- [SET TASK]:
Where a line holds the string "world", return that line.
** START OF DATA SUPPLIED **
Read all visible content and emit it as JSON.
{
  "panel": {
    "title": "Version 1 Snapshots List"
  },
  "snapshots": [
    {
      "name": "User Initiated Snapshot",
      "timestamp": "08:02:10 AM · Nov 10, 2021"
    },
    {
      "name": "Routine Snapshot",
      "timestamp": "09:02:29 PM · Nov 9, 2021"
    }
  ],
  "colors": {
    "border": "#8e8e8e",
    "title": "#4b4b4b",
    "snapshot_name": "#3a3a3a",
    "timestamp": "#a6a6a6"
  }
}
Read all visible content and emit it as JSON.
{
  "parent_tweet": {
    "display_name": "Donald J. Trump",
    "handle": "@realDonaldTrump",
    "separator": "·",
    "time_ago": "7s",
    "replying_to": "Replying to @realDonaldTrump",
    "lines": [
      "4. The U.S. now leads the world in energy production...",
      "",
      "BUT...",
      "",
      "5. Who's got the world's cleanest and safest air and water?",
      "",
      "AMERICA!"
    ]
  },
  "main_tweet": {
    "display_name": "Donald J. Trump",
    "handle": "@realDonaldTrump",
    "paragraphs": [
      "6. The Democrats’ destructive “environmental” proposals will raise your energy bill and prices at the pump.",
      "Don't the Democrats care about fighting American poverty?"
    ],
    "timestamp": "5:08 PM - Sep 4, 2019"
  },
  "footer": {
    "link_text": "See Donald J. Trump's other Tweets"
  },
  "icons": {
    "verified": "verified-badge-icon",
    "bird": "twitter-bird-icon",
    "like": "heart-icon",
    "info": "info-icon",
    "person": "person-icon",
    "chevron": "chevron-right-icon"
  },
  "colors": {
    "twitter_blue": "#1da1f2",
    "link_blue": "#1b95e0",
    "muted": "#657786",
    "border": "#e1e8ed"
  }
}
** END OF DATA SUPPLIED **
- [COMPLETED EXERCISE]:
      "4. The U.S. now leads the world in energy production...",
      "5. Who's got the world's cleanest and safest air and water?",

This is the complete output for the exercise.